======== Data excerpts

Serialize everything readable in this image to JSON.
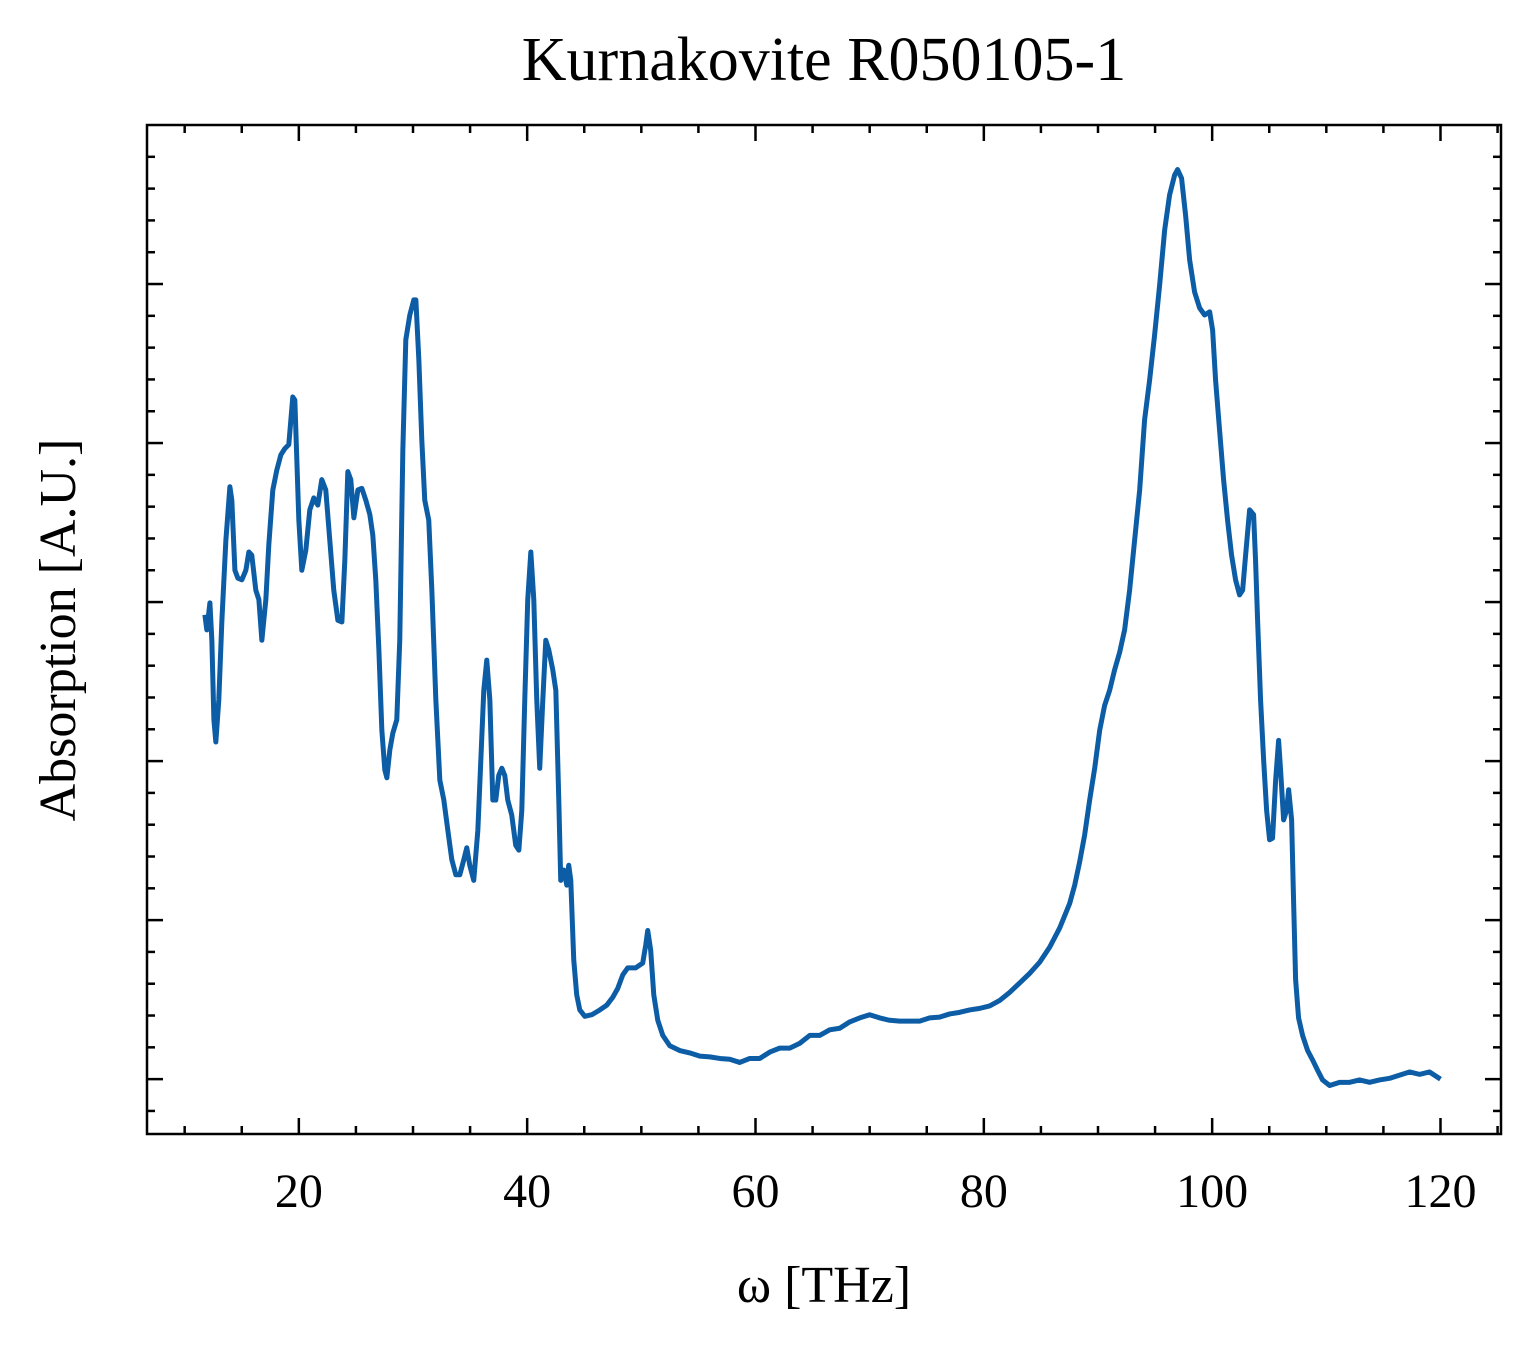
{
  "chart_data": {
    "type": "line",
    "title": "Kurnakovite R050105-1",
    "xlabel": "ω [THz]",
    "ylabel": "Absorption [A.U.]",
    "color": "#0c5da5",
    "xlim": [
      6.7,
      125.3
    ],
    "ylim": [
      -0.069,
      1.2
    ],
    "xticks": [
      20,
      40,
      60,
      80,
      100,
      120
    ],
    "xminorticks": [
      10,
      15,
      25,
      30,
      35,
      45,
      50,
      55,
      65,
      70,
      75,
      85,
      90,
      95,
      105,
      110,
      115,
      125
    ],
    "yticks": [
      0,
      0.2,
      0.4,
      0.6,
      0.8,
      1.0
    ],
    "yminorticks": [
      -0.04,
      0.04,
      0.08,
      0.12,
      0.16,
      0.24,
      0.28,
      0.32,
      0.36,
      0.44,
      0.48,
      0.52,
      0.56,
      0.64,
      0.68,
      0.72,
      0.76,
      0.84,
      0.88,
      0.92,
      0.96,
      1.04,
      1.08,
      1.12,
      1.16
    ],
    "x": [
      11.77,
      11.94,
      12.21,
      12.38,
      12.56,
      12.73,
      12.99,
      13.26,
      13.61,
      13.96,
      14.13,
      14.4,
      14.66,
      15.01,
      15.36,
      15.62,
      15.88,
      16.23,
      16.5,
      16.76,
      17.11,
      17.37,
      17.72,
      18.07,
      18.42,
      18.77,
      19.12,
      19.47,
      19.65,
      20.0,
      20.26,
      20.61,
      20.96,
      21.31,
      21.66,
      22.01,
      22.36,
      22.71,
      23.06,
      23.42,
      23.77,
      24.03,
      24.29,
      24.55,
      24.82,
      25.17,
      25.52,
      25.87,
      26.22,
      26.48,
      26.74,
      27.01,
      27.27,
      27.53,
      27.71,
      27.97,
      28.23,
      28.58,
      28.84,
      29.11,
      29.37,
      29.72,
      30.07,
      30.25,
      30.51,
      30.77,
      31.03,
      31.38,
      31.65,
      32.0,
      32.35,
      32.7,
      33.05,
      33.4,
      33.75,
      34.1,
      34.45,
      34.71,
      34.97,
      35.32,
      35.68,
      35.94,
      36.2,
      36.46,
      36.73,
      36.99,
      37.25,
      37.51,
      37.78,
      38.04,
      38.3,
      38.65,
      39.0,
      39.27,
      39.53,
      39.79,
      40.05,
      40.32,
      40.58,
      40.84,
      41.1,
      41.37,
      41.63,
      41.89,
      42.24,
      42.51,
      42.77,
      42.94,
      43.21,
      43.47,
      43.64,
      43.82,
      44.08,
      44.34,
      44.61,
      45.05,
      45.66,
      46.36,
      46.97,
      47.5,
      47.93,
      48.37,
      48.81,
      49.51,
      50.12,
      50.39,
      50.56,
      50.82,
      51.09,
      51.44,
      51.88,
      52.49,
      53.36,
      54.24,
      55.12,
      55.99,
      56.87,
      57.74,
      58.62,
      59.5,
      60.37,
      61.25,
      62.12,
      63.0,
      63.87,
      64.75,
      65.62,
      66.5,
      67.38,
      68.25,
      69.13,
      70.0,
      70.88,
      71.75,
      72.63,
      73.51,
      74.38,
      75.26,
      76.13,
      77.01,
      77.88,
      78.76,
      79.64,
      80.51,
      81.39,
      82.26,
      83.14,
      84.01,
      84.89,
      85.77,
      86.64,
      87.52,
      87.96,
      88.39,
      88.83,
      89.27,
      89.71,
      90.15,
      90.58,
      91.02,
      91.46,
      91.9,
      92.33,
      92.77,
      93.21,
      93.65,
      94.08,
      94.52,
      94.96,
      95.4,
      95.84,
      96.27,
      96.71,
      96.97,
      97.32,
      97.67,
      98.03,
      98.46,
      98.9,
      99.34,
      99.78,
      100.04,
      100.3,
      100.65,
      101.0,
      101.35,
      101.7,
      102.05,
      102.4,
      102.67,
      102.93,
      103.28,
      103.63,
      103.8,
      103.98,
      104.24,
      104.51,
      104.77,
      105.03,
      105.29,
      105.56,
      105.82,
      105.99,
      106.26,
      106.52,
      106.7,
      106.96,
      107.13,
      107.31,
      107.57,
      107.92,
      108.36,
      108.8,
      109.24,
      109.67,
      110.29,
      111.16,
      112.04,
      112.91,
      113.79,
      114.66,
      115.54,
      116.42,
      117.29,
      118.17,
      119.04,
      120.0
    ],
    "values": [
      0.584,
      0.565,
      0.599,
      0.552,
      0.452,
      0.424,
      0.477,
      0.577,
      0.678,
      0.745,
      0.728,
      0.64,
      0.63,
      0.628,
      0.64,
      0.663,
      0.659,
      0.615,
      0.603,
      0.552,
      0.603,
      0.672,
      0.741,
      0.766,
      0.785,
      0.793,
      0.798,
      0.858,
      0.854,
      0.703,
      0.64,
      0.665,
      0.716,
      0.731,
      0.722,
      0.754,
      0.741,
      0.678,
      0.615,
      0.577,
      0.575,
      0.653,
      0.764,
      0.754,
      0.706,
      0.741,
      0.743,
      0.728,
      0.71,
      0.684,
      0.628,
      0.54,
      0.439,
      0.389,
      0.379,
      0.414,
      0.435,
      0.452,
      0.552,
      0.791,
      0.93,
      0.961,
      0.98,
      0.98,
      0.905,
      0.804,
      0.728,
      0.703,
      0.615,
      0.477,
      0.376,
      0.351,
      0.313,
      0.276,
      0.257,
      0.257,
      0.276,
      0.291,
      0.269,
      0.25,
      0.313,
      0.401,
      0.489,
      0.527,
      0.477,
      0.351,
      0.351,
      0.382,
      0.391,
      0.382,
      0.351,
      0.332,
      0.294,
      0.288,
      0.338,
      0.477,
      0.603,
      0.663,
      0.603,
      0.477,
      0.391,
      0.477,
      0.552,
      0.54,
      0.515,
      0.489,
      0.351,
      0.25,
      0.263,
      0.244,
      0.269,
      0.25,
      0.15,
      0.106,
      0.087,
      0.079,
      0.081,
      0.087,
      0.093,
      0.103,
      0.114,
      0.131,
      0.14,
      0.14,
      0.146,
      0.169,
      0.187,
      0.162,
      0.106,
      0.074,
      0.055,
      0.042,
      0.036,
      0.033,
      0.029,
      0.028,
      0.026,
      0.025,
      0.021,
      0.026,
      0.026,
      0.034,
      0.039,
      0.039,
      0.045,
      0.055,
      0.055,
      0.062,
      0.064,
      0.072,
      0.077,
      0.081,
      0.077,
      0.074,
      0.073,
      0.073,
      0.073,
      0.077,
      0.078,
      0.082,
      0.084,
      0.087,
      0.089,
      0.092,
      0.099,
      0.109,
      0.121,
      0.133,
      0.147,
      0.166,
      0.19,
      0.221,
      0.244,
      0.273,
      0.307,
      0.351,
      0.391,
      0.439,
      0.47,
      0.489,
      0.515,
      0.537,
      0.565,
      0.615,
      0.678,
      0.741,
      0.829,
      0.879,
      0.936,
      0.999,
      1.068,
      1.112,
      1.137,
      1.144,
      1.133,
      1.087,
      1.03,
      0.99,
      0.97,
      0.961,
      0.965,
      0.942,
      0.879,
      0.816,
      0.754,
      0.703,
      0.659,
      0.628,
      0.609,
      0.615,
      0.659,
      0.716,
      0.71,
      0.653,
      0.577,
      0.477,
      0.401,
      0.338,
      0.301,
      0.303,
      0.376,
      0.426,
      0.389,
      0.326,
      0.338,
      0.364,
      0.326,
      0.225,
      0.125,
      0.077,
      0.055,
      0.036,
      0.024,
      0.011,
      -0.001,
      -0.008,
      -0.004,
      -0.004,
      -0.001,
      -0.004,
      -0.001,
      0.001,
      0.005,
      0.009,
      0.006,
      0.009,
      0.0
    ]
  }
}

================

# What to work on
Reproduce the entries above word for word. Pictures stay out.

# Answer to the problem
Serialize everything readable in this image to JSON.
{
  "chart_data": {
    "type": "line",
    "title": "Kurnakovite R050105-1",
    "xlabel": "ω [THz]",
    "ylabel": "Absorption [A.U.]",
    "color": "#0c5da5",
    "xlim": [
      6.7,
      125.3
    ],
    "ylim": [
      -0.069,
      1.2
    ],
    "xticks": [
      20,
      40,
      60,
      80,
      100,
      120
    ],
    "xminorticks": [
      10,
      15,
      25,
      30,
      35,
      45,
      50,
      55,
      65,
      70,
      75,
      85,
      90,
      95,
      105,
      110,
      115,
      125
    ],
    "yticks": [
      0,
      0.2,
      0.4,
      0.6,
      0.8,
      1.0
    ],
    "yminorticks": [
      -0.04,
      0.04,
      0.08,
      0.12,
      0.16,
      0.24,
      0.28,
      0.32,
      0.36,
      0.44,
      0.48,
      0.52,
      0.56,
      0.64,
      0.68,
      0.72,
      0.76,
      0.84,
      0.88,
      0.92,
      0.96,
      1.04,
      1.08,
      1.12,
      1.16
    ],
    "x": [
      11.77,
      11.94,
      12.21,
      12.38,
      12.56,
      12.73,
      12.99,
      13.26,
      13.61,
      13.96,
      14.13,
      14.4,
      14.66,
      15.01,
      15.36,
      15.62,
      15.88,
      16.23,
      16.5,
      16.76,
      17.11,
      17.37,
      17.72,
      18.07,
      18.42,
      18.77,
      19.12,
      19.47,
      19.65,
      20.0,
      20.26,
      20.61,
      20.96,
      21.31,
      21.66,
      22.01,
      22.36,
      22.71,
      23.06,
      23.42,
      23.77,
      24.03,
      24.29,
      24.55,
      24.82,
      25.17,
      25.52,
      25.87,
      26.22,
      26.48,
      26.74,
      27.01,
      27.27,
      27.53,
      27.71,
      27.97,
      28.23,
      28.58,
      28.84,
      29.11,
      29.37,
      29.72,
      30.07,
      30.25,
      30.51,
      30.77,
      31.03,
      31.38,
      31.65,
      32.0,
      32.35,
      32.7,
      33.05,
      33.4,
      33.75,
      34.1,
      34.45,
      34.71,
      34.97,
      35.32,
      35.68,
      35.94,
      36.2,
      36.46,
      36.73,
      36.99,
      37.25,
      37.51,
      37.78,
      38.04,
      38.3,
      38.65,
      39.0,
      39.27,
      39.53,
      39.79,
      40.05,
      40.32,
      40.58,
      40.84,
      41.1,
      41.37,
      41.63,
      41.89,
      42.24,
      42.51,
      42.77,
      42.94,
      43.21,
      43.47,
      43.64,
      43.82,
      44.08,
      44.34,
      44.61,
      45.05,
      45.66,
      46.36,
      46.97,
      47.5,
      47.93,
      48.37,
      48.81,
      49.51,
      50.12,
      50.39,
      50.56,
      50.82,
      51.09,
      51.44,
      51.88,
      52.49,
      53.36,
      54.24,
      55.12,
      55.99,
      56.87,
      57.74,
      58.62,
      59.5,
      60.37,
      61.25,
      62.12,
      63.0,
      63.87,
      64.75,
      65.62,
      66.5,
      67.38,
      68.25,
      69.13,
      70.0,
      70.88,
      71.75,
      72.63,
      73.51,
      74.38,
      75.26,
      76.13,
      77.01,
      77.88,
      78.76,
      79.64,
      80.51,
      81.39,
      82.26,
      83.14,
      84.01,
      84.89,
      85.77,
      86.64,
      87.52,
      87.96,
      88.39,
      88.83,
      89.27,
      89.71,
      90.15,
      90.58,
      91.02,
      91.46,
      91.9,
      92.33,
      92.77,
      93.21,
      93.65,
      94.08,
      94.52,
      94.96,
      95.4,
      95.84,
      96.27,
      96.71,
      96.97,
      97.32,
      97.67,
      98.03,
      98.46,
      98.9,
      99.34,
      99.78,
      100.04,
      100.3,
      100.65,
      101.0,
      101.35,
      101.7,
      102.05,
      102.4,
      102.67,
      102.93,
      103.28,
      103.63,
      103.8,
      103.98,
      104.24,
      104.51,
      104.77,
      105.03,
      105.29,
      105.56,
      105.82,
      105.99,
      106.26,
      106.52,
      106.7,
      106.96,
      107.13,
      107.31,
      107.57,
      107.92,
      108.36,
      108.8,
      109.24,
      109.67,
      110.29,
      111.16,
      112.04,
      112.91,
      113.79,
      114.66,
      115.54,
      116.42,
      117.29,
      118.17,
      119.04,
      120.0
    ],
    "values": [
      0.584,
      0.565,
      0.599,
      0.552,
      0.452,
      0.424,
      0.477,
      0.577,
      0.678,
      0.745,
      0.728,
      0.64,
      0.63,
      0.628,
      0.64,
      0.663,
      0.659,
      0.615,
      0.603,
      0.552,
      0.603,
      0.672,
      0.741,
      0.766,
      0.785,
      0.793,
      0.798,
      0.858,
      0.854,
      0.703,
      0.64,
      0.665,
      0.716,
      0.731,
      0.722,
      0.754,
      0.741,
      0.678,
      0.615,
      0.577,
      0.575,
      0.653,
      0.764,
      0.754,
      0.706,
      0.741,
      0.743,
      0.728,
      0.71,
      0.684,
      0.628,
      0.54,
      0.439,
      0.389,
      0.379,
      0.414,
      0.435,
      0.452,
      0.552,
      0.791,
      0.93,
      0.961,
      0.98,
      0.98,
      0.905,
      0.804,
      0.728,
      0.703,
      0.615,
      0.477,
      0.376,
      0.351,
      0.313,
      0.276,
      0.257,
      0.257,
      0.276,
      0.291,
      0.269,
      0.25,
      0.313,
      0.401,
      0.489,
      0.527,
      0.477,
      0.351,
      0.351,
      0.382,
      0.391,
      0.382,
      0.351,
      0.332,
      0.294,
      0.288,
      0.338,
      0.477,
      0.603,
      0.663,
      0.603,
      0.477,
      0.391,
      0.477,
      0.552,
      0.54,
      0.515,
      0.489,
      0.351,
      0.25,
      0.263,
      0.244,
      0.269,
      0.25,
      0.15,
      0.106,
      0.087,
      0.079,
      0.081,
      0.087,
      0.093,
      0.103,
      0.114,
      0.131,
      0.14,
      0.14,
      0.146,
      0.169,
      0.187,
      0.162,
      0.106,
      0.074,
      0.055,
      0.042,
      0.036,
      0.033,
      0.029,
      0.028,
      0.026,
      0.025,
      0.021,
      0.026,
      0.026,
      0.034,
      0.039,
      0.039,
      0.045,
      0.055,
      0.055,
      0.062,
      0.064,
      0.072,
      0.077,
      0.081,
      0.077,
      0.074,
      0.073,
      0.073,
      0.073,
      0.077,
      0.078,
      0.082,
      0.084,
      0.087,
      0.089,
      0.092,
      0.099,
      0.109,
      0.121,
      0.133,
      0.147,
      0.166,
      0.19,
      0.221,
      0.244,
      0.273,
      0.307,
      0.351,
      0.391,
      0.439,
      0.47,
      0.489,
      0.515,
      0.537,
      0.565,
      0.615,
      0.678,
      0.741,
      0.829,
      0.879,
      0.936,
      0.999,
      1.068,
      1.112,
      1.137,
      1.144,
      1.133,
      1.087,
      1.03,
      0.99,
      0.97,
      0.961,
      0.965,
      0.942,
      0.879,
      0.816,
      0.754,
      0.703,
      0.659,
      0.628,
      0.609,
      0.615,
      0.659,
      0.716,
      0.71,
      0.653,
      0.577,
      0.477,
      0.401,
      0.338,
      0.301,
      0.303,
      0.376,
      0.426,
      0.389,
      0.326,
      0.338,
      0.364,
      0.326,
      0.225,
      0.125,
      0.077,
      0.055,
      0.036,
      0.024,
      0.011,
      -0.001,
      -0.008,
      -0.004,
      -0.004,
      -0.001,
      -0.004,
      -0.001,
      0.001,
      0.005,
      0.009,
      0.006,
      0.009,
      0.0
    ]
  }
}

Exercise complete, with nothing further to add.